>> Begin

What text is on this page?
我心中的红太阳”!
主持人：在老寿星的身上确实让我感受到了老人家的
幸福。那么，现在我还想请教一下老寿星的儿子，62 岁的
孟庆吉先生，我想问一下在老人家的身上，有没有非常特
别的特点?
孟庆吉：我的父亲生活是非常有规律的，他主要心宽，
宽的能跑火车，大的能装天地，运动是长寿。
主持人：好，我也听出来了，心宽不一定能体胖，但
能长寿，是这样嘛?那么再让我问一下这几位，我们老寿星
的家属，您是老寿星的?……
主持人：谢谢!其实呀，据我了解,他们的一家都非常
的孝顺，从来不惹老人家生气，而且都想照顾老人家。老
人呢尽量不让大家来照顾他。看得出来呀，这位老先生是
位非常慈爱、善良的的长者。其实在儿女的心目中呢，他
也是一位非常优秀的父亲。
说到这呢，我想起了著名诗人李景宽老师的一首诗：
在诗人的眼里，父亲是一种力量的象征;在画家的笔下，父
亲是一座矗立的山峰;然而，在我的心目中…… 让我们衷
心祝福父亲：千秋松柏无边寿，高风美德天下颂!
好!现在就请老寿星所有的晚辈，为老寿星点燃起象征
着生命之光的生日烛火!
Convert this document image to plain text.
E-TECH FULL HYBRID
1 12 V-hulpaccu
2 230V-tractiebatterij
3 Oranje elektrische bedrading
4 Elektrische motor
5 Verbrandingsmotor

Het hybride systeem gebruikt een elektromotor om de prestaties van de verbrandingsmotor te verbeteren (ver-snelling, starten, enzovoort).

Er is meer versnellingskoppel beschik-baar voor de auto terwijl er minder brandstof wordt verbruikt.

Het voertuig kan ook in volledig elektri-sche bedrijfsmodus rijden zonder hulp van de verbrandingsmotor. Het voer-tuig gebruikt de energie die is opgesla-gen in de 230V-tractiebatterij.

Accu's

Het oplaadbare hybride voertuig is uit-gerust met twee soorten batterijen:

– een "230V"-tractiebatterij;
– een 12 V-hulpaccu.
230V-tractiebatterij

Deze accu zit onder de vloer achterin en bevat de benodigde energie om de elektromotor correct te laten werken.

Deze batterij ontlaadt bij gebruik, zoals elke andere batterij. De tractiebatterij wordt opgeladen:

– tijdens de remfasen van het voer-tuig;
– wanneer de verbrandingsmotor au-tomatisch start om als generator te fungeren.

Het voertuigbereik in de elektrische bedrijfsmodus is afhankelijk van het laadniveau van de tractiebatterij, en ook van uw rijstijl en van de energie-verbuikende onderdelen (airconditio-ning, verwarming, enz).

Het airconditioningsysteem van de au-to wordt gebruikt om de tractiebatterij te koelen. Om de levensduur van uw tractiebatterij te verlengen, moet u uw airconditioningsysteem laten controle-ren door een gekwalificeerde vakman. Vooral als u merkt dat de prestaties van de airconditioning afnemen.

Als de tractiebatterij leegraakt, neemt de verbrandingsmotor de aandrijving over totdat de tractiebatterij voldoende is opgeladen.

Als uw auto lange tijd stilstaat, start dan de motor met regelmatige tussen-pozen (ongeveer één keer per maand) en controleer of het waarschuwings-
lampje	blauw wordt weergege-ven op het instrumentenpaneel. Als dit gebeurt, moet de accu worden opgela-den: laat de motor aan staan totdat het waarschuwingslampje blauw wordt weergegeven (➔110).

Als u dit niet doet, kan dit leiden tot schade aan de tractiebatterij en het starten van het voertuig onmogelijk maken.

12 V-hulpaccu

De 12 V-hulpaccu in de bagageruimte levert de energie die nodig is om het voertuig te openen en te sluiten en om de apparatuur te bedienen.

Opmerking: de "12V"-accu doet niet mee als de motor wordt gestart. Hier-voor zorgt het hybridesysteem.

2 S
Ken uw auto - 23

>> End

▶ **GOAL OF THE EXERCISE**
Find the word "elektromotor" in the material, then list each line that holds it.

▶ **EXERCISE RESULT**
Het hybride systeem gebruikt een elektromotor om de prestaties van de verbrandingsmotor te verbeteren (ver-snelling, starten, enzovoort).
Deze accu zit onder de vloer achterin en bevat de benodigde energie om de elektromotor correct te laten werken.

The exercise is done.